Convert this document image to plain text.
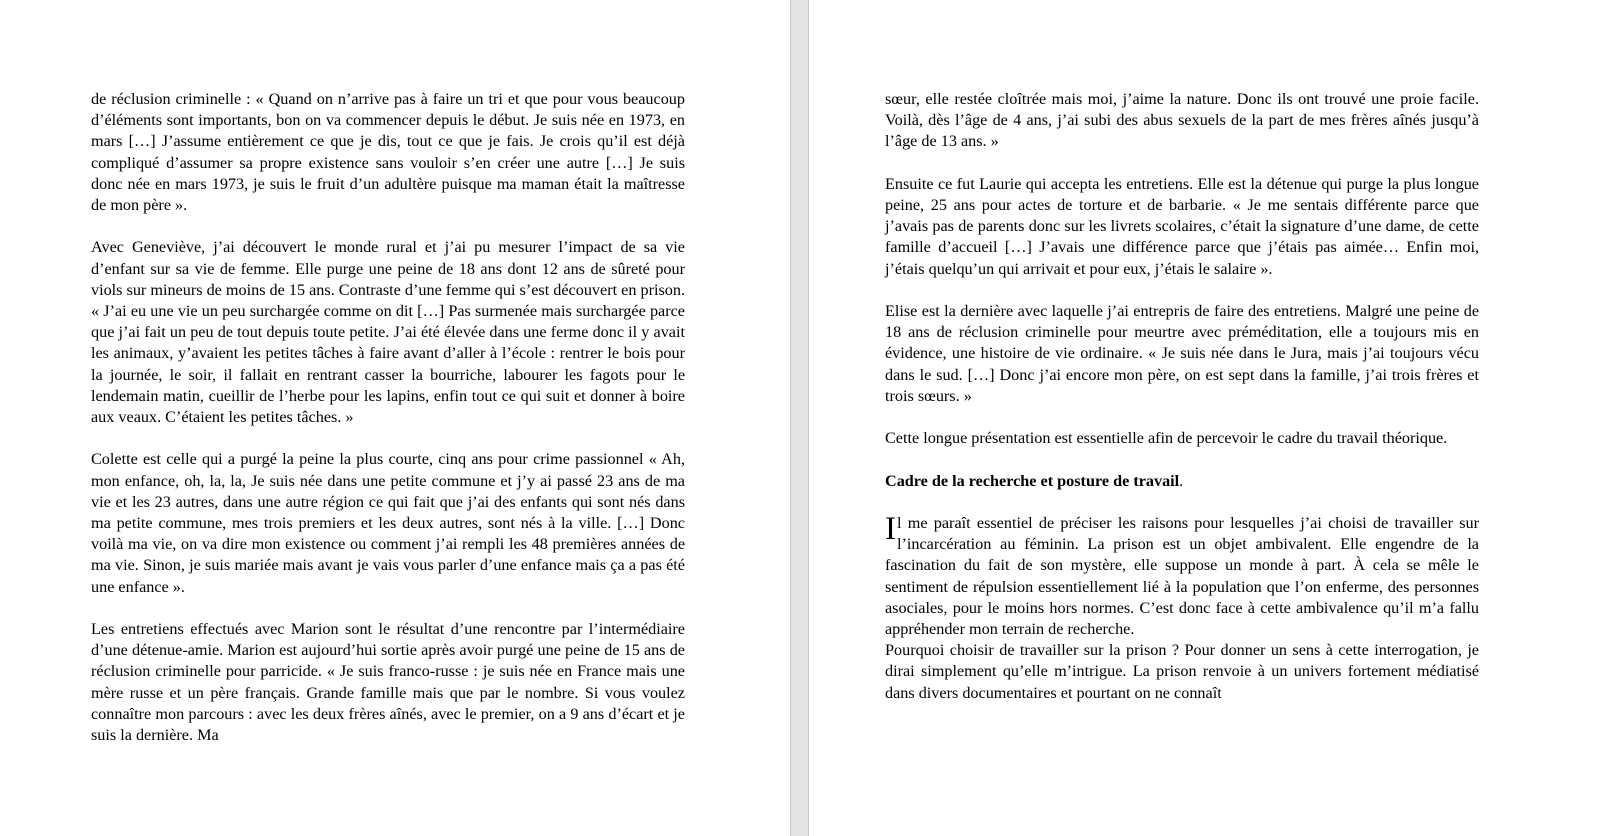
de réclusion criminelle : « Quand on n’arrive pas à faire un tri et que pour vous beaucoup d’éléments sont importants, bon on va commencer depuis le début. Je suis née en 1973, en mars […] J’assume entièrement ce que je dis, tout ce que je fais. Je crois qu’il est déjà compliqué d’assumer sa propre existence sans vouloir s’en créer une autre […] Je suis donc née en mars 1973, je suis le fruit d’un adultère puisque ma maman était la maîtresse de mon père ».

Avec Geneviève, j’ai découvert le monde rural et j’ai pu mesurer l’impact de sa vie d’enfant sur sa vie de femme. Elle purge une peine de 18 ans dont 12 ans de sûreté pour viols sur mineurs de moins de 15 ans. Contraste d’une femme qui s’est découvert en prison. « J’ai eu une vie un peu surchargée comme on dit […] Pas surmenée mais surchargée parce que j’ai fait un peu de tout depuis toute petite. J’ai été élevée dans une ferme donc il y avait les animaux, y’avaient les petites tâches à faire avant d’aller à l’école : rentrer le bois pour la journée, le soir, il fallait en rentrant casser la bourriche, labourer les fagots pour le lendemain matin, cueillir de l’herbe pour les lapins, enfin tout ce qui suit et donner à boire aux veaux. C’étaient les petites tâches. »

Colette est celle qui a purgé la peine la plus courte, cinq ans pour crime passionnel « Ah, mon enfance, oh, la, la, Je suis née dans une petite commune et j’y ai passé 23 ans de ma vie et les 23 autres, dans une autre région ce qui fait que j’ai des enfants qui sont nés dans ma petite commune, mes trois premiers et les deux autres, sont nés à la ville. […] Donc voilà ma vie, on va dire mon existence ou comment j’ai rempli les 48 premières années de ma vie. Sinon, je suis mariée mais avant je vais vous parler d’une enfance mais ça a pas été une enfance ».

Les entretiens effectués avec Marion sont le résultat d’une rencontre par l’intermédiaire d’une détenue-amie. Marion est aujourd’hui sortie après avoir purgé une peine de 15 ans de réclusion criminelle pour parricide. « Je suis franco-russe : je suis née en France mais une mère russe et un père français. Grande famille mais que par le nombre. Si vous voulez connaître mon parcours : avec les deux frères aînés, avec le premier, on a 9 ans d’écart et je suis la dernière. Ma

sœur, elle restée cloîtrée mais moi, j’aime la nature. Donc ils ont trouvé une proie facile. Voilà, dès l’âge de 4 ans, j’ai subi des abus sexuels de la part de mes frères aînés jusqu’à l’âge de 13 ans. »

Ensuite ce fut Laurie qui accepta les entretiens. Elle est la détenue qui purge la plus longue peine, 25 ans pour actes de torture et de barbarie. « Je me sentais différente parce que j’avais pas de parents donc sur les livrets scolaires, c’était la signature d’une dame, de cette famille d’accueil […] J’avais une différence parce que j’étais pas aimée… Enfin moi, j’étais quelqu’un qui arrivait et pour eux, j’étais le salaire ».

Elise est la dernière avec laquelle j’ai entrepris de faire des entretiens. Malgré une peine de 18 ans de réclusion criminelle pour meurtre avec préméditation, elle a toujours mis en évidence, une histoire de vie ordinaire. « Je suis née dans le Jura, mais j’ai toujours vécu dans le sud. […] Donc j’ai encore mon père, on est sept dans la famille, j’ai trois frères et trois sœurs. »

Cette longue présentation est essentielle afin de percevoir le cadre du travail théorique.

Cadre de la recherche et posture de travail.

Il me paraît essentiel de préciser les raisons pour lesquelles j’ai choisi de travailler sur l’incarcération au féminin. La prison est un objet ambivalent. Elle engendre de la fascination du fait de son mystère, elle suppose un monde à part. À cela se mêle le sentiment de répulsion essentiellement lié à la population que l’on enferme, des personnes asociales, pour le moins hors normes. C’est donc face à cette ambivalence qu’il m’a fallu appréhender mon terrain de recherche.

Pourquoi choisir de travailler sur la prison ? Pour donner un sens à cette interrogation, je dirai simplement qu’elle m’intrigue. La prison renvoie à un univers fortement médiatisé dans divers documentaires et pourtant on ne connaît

......

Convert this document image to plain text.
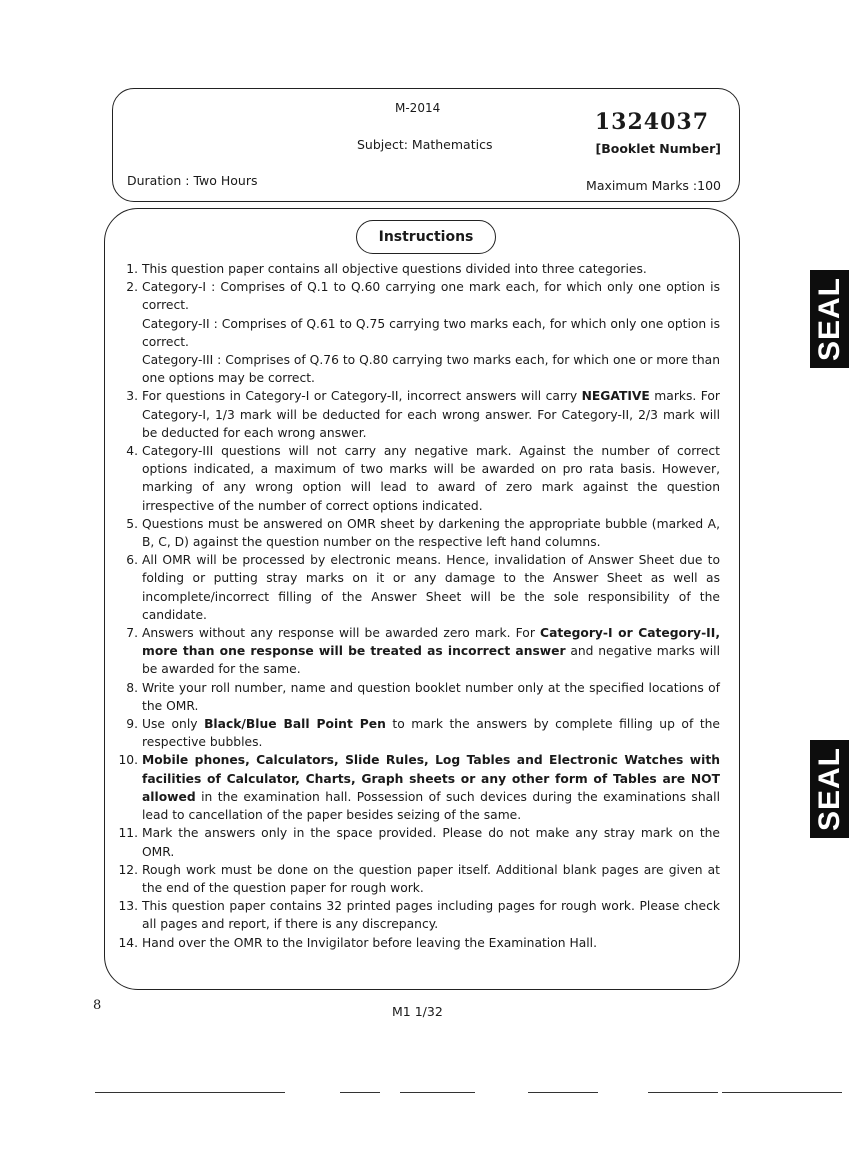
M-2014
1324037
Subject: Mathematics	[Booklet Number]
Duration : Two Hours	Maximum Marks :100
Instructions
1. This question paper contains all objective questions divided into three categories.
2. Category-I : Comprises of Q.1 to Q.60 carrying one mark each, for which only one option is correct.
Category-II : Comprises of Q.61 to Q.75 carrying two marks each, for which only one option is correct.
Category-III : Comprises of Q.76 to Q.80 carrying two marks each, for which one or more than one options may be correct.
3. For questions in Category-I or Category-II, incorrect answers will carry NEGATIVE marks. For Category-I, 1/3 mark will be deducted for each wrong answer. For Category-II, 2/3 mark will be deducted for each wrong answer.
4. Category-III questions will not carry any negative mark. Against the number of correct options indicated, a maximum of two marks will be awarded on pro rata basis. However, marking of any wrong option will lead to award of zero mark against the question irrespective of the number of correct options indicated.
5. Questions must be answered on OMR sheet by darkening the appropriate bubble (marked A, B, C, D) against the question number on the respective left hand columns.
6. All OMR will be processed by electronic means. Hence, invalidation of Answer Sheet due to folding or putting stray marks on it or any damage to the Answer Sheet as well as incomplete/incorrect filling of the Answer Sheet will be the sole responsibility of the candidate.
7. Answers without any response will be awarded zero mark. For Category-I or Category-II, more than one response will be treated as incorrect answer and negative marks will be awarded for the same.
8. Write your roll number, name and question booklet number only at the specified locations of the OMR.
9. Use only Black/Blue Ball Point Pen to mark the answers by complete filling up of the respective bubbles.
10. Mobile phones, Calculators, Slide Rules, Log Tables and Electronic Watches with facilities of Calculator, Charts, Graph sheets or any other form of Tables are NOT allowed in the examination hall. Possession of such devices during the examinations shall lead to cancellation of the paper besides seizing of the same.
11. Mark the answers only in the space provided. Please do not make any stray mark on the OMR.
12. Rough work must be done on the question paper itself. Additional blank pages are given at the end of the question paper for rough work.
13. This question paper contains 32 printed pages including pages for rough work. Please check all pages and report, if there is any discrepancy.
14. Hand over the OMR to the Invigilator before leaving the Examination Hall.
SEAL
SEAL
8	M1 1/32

......

What you need to do>
List all lines above in which the string "rough" appears.

Reply to the exercise>
12. Rough work must be done on the question paper itself. Additional blank pages are given at the end of the question paper for rough work.
13. This question paper contains 32 printed pages including pages for rough work. Please check all pages and report, if there is any discrepancy.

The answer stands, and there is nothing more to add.